* **Task statement**
Below is a listing; copy all of it exactly.

* **Records**
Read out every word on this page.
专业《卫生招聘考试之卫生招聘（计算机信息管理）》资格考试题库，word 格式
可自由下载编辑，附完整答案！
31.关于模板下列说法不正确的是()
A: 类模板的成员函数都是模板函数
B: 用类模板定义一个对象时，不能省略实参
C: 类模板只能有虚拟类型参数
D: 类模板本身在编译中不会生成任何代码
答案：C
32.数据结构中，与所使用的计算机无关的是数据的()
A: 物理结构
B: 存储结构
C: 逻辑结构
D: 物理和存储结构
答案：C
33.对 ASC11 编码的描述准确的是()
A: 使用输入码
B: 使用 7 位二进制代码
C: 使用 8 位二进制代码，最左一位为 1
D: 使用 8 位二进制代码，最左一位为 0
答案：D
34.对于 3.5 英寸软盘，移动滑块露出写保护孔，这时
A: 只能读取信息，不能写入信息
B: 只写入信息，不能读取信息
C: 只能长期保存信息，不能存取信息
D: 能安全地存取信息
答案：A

* **Solution to this task**
Read out every word on this page.
专业《卫生招聘考试之卫生招聘（计算机信息管理）》资格考试题库，word 格式
可自由下载编辑，附完整答案！
31.关于模板下列说法不正确的是()
A: 类模板的成员函数都是模板函数
B: 用类模板定义一个对象时，不能省略实参
C: 类模板只能有虚拟类型参数
D: 类模板本身在编译中不会生成任何代码
答案：C
32.数据结构中，与所使用的计算机无关的是数据的()
A: 物理结构
B: 存储结构
C: 逻辑结构
D: 物理和存储结构
答案：C
33.对 ASC11 编码的描述准确的是()
A: 使用输入码
B: 使用 7 位二进制代码
C: 使用 8 位二进制代码，最左一位为 1
D: 使用 8 位二进制代码，最左一位为 0
答案：D
34.对于 3.5 英寸软盘，移动滑块露出写保护孔，这时
A: 只能读取信息，不能写入信息
B: 只写入信息，不能读取信息
C: 只能长期保存信息，不能存取信息
D: 能安全地存取信息
答案：A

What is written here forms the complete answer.